------ Provided data ------

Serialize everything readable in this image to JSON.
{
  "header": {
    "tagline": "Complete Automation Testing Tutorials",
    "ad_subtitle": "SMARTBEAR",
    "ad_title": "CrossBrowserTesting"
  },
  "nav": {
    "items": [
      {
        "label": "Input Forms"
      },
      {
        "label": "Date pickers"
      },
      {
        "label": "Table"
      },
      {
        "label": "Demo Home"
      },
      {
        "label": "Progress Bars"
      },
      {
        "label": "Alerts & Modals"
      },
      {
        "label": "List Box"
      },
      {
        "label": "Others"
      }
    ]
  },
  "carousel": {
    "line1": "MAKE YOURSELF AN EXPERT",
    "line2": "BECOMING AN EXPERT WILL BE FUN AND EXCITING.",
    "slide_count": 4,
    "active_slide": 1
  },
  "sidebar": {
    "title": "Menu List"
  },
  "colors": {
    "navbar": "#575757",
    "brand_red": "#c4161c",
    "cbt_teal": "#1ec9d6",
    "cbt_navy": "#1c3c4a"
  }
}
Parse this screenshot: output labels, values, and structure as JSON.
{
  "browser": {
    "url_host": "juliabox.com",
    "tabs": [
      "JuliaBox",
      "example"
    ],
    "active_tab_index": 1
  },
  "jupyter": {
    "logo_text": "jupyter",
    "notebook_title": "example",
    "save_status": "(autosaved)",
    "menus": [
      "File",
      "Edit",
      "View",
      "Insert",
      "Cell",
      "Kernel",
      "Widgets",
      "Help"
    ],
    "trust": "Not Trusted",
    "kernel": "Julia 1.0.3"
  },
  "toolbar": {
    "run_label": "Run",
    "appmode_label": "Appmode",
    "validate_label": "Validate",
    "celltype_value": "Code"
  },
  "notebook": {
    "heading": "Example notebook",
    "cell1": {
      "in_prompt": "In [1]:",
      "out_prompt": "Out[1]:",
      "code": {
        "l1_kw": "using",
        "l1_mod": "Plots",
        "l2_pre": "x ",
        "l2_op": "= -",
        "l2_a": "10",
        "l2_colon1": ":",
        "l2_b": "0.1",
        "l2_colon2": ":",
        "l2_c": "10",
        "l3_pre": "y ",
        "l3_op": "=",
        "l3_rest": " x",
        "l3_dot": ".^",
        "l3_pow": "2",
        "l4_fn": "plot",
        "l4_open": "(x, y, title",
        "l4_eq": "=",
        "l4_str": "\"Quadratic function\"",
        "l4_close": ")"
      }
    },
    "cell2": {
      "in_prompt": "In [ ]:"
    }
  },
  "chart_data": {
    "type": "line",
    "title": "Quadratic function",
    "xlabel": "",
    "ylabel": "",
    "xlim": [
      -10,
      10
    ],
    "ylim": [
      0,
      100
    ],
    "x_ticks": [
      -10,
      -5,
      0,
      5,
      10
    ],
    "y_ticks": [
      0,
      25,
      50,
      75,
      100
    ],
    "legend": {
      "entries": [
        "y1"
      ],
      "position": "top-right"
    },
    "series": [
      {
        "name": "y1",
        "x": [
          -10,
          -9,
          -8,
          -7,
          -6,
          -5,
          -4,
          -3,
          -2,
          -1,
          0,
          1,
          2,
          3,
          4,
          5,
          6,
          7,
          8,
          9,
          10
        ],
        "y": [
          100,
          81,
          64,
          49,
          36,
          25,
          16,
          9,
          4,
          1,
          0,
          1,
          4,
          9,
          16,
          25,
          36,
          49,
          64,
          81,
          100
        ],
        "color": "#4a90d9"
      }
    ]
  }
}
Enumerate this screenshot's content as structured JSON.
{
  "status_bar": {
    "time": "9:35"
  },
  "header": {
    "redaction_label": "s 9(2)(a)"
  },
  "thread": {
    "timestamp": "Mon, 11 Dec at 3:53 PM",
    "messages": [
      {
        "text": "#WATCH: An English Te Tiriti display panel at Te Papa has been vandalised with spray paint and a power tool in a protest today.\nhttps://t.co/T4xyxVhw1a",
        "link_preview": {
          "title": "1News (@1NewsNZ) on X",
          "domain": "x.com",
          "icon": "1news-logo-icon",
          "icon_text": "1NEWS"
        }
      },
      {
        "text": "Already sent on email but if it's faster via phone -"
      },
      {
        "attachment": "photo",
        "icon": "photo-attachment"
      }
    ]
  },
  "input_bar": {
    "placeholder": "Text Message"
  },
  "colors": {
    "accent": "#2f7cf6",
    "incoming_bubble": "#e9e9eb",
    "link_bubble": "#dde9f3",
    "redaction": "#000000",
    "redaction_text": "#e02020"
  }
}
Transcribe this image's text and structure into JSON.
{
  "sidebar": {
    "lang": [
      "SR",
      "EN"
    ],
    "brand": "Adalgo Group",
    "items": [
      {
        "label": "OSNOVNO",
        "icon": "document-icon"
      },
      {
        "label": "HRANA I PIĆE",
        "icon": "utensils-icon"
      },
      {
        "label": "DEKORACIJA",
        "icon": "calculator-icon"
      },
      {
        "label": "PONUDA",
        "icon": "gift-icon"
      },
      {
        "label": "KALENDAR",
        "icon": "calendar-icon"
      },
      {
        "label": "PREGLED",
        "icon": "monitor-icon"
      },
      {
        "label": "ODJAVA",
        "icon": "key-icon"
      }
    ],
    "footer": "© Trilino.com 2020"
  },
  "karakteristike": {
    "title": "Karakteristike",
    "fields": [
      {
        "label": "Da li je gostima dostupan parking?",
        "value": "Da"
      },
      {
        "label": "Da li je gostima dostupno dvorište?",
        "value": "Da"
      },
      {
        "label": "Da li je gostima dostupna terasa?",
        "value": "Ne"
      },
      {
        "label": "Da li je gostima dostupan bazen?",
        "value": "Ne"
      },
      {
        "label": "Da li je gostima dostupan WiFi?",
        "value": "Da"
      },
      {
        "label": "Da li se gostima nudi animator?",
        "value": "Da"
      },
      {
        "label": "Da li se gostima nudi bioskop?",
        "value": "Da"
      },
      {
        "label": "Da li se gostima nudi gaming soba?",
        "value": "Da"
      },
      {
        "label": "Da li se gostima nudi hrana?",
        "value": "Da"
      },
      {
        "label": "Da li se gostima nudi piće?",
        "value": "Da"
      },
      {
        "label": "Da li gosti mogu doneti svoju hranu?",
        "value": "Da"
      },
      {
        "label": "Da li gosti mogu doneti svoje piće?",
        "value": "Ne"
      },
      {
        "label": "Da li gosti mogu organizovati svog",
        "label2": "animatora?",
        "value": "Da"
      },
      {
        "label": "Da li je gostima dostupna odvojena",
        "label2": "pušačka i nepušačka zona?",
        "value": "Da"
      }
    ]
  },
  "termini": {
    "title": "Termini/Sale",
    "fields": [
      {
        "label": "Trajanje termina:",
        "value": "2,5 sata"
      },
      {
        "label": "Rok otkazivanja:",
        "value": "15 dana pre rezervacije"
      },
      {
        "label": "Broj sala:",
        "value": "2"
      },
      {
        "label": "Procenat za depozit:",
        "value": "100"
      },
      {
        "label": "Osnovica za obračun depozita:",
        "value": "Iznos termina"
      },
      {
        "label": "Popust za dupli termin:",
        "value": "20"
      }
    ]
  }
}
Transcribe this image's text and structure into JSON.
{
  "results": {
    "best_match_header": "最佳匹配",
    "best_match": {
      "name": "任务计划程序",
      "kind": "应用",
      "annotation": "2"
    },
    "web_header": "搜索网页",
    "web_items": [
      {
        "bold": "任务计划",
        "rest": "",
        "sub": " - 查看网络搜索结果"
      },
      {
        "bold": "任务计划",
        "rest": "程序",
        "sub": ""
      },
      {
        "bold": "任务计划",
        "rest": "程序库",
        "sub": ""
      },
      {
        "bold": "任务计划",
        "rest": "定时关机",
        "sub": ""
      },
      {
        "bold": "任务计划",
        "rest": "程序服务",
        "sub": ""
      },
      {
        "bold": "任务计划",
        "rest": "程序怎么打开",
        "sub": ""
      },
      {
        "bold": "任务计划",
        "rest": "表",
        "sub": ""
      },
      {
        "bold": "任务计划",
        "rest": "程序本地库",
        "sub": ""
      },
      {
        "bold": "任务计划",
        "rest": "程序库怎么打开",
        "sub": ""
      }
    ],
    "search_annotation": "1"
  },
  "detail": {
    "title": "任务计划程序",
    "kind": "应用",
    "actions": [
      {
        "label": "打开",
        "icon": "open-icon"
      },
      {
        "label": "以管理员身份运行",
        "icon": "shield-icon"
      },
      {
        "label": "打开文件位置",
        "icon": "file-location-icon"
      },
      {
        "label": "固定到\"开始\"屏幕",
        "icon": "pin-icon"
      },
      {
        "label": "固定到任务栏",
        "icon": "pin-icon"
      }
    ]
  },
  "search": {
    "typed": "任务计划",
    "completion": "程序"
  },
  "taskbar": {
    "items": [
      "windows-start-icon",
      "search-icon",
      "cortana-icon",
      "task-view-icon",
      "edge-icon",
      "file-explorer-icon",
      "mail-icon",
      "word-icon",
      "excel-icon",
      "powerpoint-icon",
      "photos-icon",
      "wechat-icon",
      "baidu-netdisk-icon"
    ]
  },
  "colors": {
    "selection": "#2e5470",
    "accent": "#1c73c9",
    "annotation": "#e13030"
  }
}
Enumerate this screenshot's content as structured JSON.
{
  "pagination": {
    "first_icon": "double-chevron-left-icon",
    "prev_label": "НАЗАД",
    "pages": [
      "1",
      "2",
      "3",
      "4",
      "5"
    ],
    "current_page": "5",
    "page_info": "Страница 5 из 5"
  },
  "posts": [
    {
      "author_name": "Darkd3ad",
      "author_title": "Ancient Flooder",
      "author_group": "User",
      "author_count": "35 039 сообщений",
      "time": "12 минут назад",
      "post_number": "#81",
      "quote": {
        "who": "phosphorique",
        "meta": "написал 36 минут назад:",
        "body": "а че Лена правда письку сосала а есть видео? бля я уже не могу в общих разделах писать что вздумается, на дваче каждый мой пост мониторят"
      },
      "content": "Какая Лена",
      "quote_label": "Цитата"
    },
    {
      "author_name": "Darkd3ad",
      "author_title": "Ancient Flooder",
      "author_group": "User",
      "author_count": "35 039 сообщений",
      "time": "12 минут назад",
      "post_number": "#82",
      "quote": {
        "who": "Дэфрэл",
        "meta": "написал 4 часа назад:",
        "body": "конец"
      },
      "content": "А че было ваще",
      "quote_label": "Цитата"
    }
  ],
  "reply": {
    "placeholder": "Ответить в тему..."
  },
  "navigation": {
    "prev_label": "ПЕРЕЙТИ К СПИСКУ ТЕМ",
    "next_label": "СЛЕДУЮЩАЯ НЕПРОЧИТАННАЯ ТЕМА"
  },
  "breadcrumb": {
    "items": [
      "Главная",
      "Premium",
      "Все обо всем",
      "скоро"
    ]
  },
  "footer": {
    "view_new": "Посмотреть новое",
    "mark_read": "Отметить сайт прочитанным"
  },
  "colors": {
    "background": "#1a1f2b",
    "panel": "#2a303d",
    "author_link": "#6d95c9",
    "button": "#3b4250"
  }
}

------

● **Task details**
Report each line in the data that holds the word "panel".

● **Completed task**
        "text": "#WATCH: An English Te Tiriti display panel at Te Papa has been vandalised with spray paint and a power tool in a protest today.\nhttps://t.co/T4xyxVhw1a",
    "panel": "#2a303d",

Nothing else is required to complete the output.